* [Goal] Single out the lines of the material that contain "gegen" and copy them.

----- Exercise input

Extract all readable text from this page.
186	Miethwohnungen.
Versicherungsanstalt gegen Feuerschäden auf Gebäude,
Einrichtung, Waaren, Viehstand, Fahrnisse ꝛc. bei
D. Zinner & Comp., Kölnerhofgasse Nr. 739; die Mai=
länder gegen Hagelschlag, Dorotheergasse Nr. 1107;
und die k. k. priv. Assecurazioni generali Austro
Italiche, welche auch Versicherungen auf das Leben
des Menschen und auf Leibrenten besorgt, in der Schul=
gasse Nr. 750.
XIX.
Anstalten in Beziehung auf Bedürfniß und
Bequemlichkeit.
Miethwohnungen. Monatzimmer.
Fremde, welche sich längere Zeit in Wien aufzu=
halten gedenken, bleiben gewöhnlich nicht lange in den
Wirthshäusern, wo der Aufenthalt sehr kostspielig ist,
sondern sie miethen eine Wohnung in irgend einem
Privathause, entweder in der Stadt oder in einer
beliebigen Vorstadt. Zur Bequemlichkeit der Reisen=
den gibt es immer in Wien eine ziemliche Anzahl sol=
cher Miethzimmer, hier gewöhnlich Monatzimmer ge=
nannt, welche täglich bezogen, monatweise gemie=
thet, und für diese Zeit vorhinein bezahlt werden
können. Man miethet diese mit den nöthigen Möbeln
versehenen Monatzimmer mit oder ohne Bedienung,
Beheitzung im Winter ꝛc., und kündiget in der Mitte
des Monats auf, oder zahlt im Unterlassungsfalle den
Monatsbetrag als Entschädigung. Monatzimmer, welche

----------
----- Exercise input

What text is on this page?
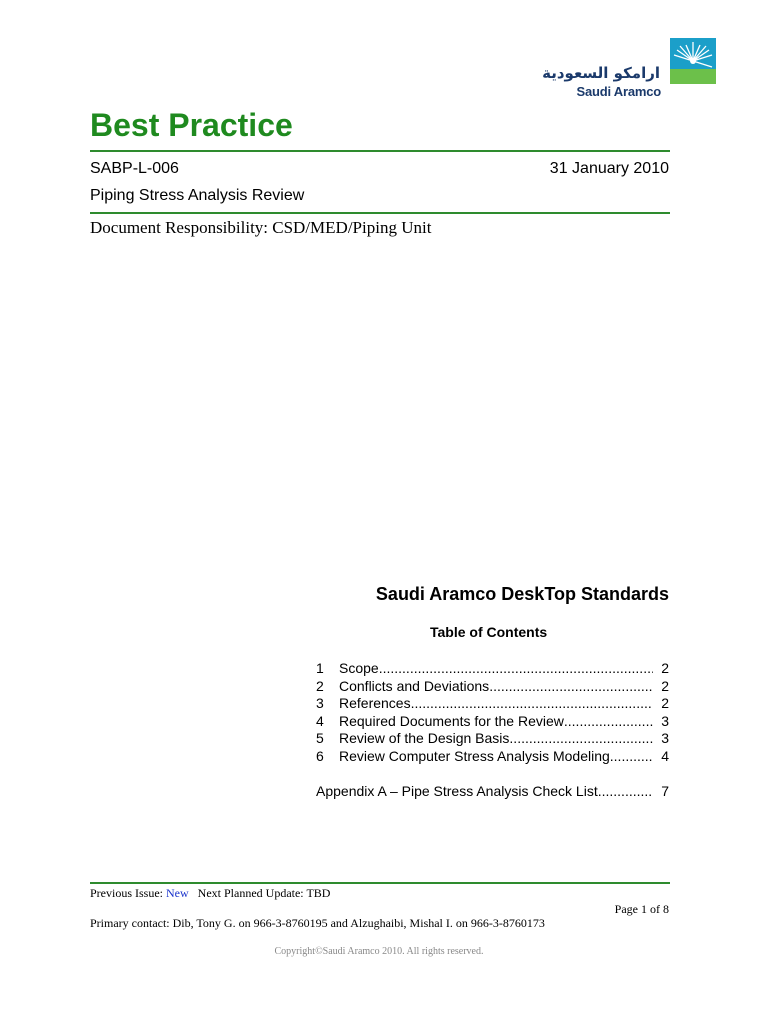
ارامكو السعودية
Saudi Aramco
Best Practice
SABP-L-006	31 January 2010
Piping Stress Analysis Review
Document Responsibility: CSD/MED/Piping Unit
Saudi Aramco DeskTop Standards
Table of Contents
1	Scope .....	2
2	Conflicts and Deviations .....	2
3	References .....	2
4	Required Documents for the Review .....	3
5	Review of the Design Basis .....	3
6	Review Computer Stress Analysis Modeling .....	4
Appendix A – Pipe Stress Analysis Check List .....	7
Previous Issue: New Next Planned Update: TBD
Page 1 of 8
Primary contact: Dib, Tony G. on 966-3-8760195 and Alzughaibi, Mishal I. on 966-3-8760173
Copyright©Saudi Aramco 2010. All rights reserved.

----------

* [Response]
Versicherungsanstalt gegen Feuerschäden auf Gebäude,
länder gegen Hagelschlag, Dorotheergasse Nr. 1107;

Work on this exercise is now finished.